Source passage |
Me: I was always told to dress for the job you want.
If Mother Earth were real she’d leave us all outside the fire station.
“I don’t buy flowers for girls because they die” yeah well so do the flowers
Diamonds aren’t a girl’s best friend.
Perfectly regulated office temperatures are a girl’s best friend.
I would throw myself under a duvet for you.
King: the rebels are revolting
Rebels: wow hurtful why would you say that
King: no, no, I mea-
Rebels: why king
ME: my wife said the four words no man wants to hear
THERAPIST: she wants a divorce?
ME: no, we’re going to Applebee’s
Don’t try to sell a membership to the president of the fan club.
Her: Let’s just drop it.
Me: Fine.
Her:
Me:
Her: I just find it funny how…
Me: *opens car door and shoulder rolls out into traffic*
Kylo Ren: Hey, why is my paycheck so low?
General Hux: Damages. Maybe you should stop throwing temper tantrums with your lightsaber.
If possums have taught me anything, it’s how to dramatically play dead when anyone comes over unannounced.
I SHOULDN’T NEED TO BE A GODDAMN COMPUTER SCIENTIST TO SET THE CLOCK ON A COFFEE MAKER!!!
Oh, wait, never mind…I got it.
Breaking news:
Nine out of ten dentist recommend you renew your car warranty or your girl won’t do that thing you like!!!
me: how is your pancake, bud?
3yo, rubbing the pancake on his face: it’s soft
To kill a French vampire you need to drive a baguette through its heart. Sounds easy but the process is painstaking.
[Dentist chair]
Him: Lie back and open wide
Me: At least buy me dinner first
Him: *sigh* Please don’t tweet this
Me: *typing* Too late
Brain: he must study-how?
*Hormones raise hand*
H: we could hit him with pimples, kill the social life?
B: *whispers*
It’s for his own good.

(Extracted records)
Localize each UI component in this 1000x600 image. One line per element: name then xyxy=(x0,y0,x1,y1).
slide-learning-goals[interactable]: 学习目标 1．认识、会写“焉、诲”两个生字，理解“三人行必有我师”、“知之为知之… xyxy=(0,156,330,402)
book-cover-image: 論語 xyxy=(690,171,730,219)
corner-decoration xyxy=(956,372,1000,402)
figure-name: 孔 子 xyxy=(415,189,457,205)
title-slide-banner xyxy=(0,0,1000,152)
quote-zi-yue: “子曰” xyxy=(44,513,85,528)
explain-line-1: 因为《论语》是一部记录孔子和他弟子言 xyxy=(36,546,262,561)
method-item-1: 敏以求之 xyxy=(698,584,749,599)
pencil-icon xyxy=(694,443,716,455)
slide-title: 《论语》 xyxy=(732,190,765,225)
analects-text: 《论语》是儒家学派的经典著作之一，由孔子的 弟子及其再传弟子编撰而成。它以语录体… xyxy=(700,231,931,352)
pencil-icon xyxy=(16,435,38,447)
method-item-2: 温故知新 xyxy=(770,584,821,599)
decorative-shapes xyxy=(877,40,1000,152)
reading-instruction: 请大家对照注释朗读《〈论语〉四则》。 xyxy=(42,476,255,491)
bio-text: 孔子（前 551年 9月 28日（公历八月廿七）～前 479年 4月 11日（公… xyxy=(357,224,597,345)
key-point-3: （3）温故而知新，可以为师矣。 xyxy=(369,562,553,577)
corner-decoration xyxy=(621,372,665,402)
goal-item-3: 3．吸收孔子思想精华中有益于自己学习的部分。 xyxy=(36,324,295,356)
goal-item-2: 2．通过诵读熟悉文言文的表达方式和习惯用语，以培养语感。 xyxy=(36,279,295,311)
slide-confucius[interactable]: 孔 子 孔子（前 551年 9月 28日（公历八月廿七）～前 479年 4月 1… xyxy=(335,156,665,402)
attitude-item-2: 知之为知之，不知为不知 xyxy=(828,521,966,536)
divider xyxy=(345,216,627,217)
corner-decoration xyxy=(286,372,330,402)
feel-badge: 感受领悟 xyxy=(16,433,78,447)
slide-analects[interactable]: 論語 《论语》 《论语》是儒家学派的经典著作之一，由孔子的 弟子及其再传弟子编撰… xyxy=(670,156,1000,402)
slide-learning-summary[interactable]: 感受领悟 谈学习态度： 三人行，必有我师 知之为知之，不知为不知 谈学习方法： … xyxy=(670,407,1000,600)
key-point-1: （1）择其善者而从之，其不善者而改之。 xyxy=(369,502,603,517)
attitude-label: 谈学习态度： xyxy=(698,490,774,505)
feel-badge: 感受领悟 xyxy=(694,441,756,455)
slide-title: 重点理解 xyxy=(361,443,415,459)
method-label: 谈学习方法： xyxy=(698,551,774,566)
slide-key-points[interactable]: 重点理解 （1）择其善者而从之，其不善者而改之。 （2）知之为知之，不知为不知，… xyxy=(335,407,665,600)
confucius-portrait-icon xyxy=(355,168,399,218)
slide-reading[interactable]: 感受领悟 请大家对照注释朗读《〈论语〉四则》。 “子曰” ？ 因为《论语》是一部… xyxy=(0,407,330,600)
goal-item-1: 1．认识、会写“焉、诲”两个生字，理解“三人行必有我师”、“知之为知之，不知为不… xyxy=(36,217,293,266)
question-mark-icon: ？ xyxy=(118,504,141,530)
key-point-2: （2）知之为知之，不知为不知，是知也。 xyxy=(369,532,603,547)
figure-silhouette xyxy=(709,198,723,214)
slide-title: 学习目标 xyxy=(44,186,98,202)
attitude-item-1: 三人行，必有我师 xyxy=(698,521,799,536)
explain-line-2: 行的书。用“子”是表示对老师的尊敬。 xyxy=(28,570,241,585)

To do |
1. In the collection of jokes, why does General Hux say Kylo Ren's paycheck is so low, and what does he suggest Kylo Ren stop doing? Answer in one to three sentences.
2. Reproduce word for word the part of the collection of jokes starting at "King: the rebels" and ending at "the fan club.".
3. Please continue the collection of jokes from where it stops, keeping its style of short one-liners and brief exchanges.

Task-by-task outputs |
1. General Hux says the paycheck is low because of damages. He suggests that Kylo Ren stop throwing temper tantrums with his lightsaber.

2.
King: the rebels are revolting
Rebels: wow hurtful why would you say that
King: no, no, I mea-
Rebels: why king
ME: my wife said the four words no man wants to hear
THERAPIST: she wants a divorce?
ME: no, we’re going to Applebee’s
Don’t try to sell a membership to the president of the fan club.

3.
I do the crane stance like in the Karate Kid movie each time I have to flush the toilet in a public restroom.
The speed to which a toddler yells “no” in response to the question “are you ready for bed” is directly proportional to how tired they actually are.
*sees a babe about to walk through a puddle*
“No no, allow me”
*gets on hands and knees and drinks the entire puddle so the babe stays dry*
If you’ve been a bad parent this year, Santa is putting recorders in your kids’ stockings.
Wife: “I’d do anything for a cupcake.”
Me: “Anything?”
*drives to store*
*brings home cupcakes*
*discovers “anything” includes lying*
Running Up That Hill by Kate Bush plays as the camera pans to me chasing an ice cream truck in my flip flops.
Hair color is camouflage. When it turns white, nature’s saying, “this one’s done; go ahead and eat him.”
*genie appears*
I wish I was rich!
GRANTED! YOU USED TO BE RICH
ok!—wait what?
FOR YOUR SECOND WISH, CONSIDER HAVING PAID ATTENTION IN CLASS
When I was kid the internet was called Encyclopedia Britannica
Sneaking into my neighbour’s home just to raid the kitchen and then accidently setting the house on fire is how I will end up in prison.
Stop filtering your teeth on your selfies goddammit they can be seen from space
I have enough money to last me for the rest of my life…
Unless, of course, I want to buy something.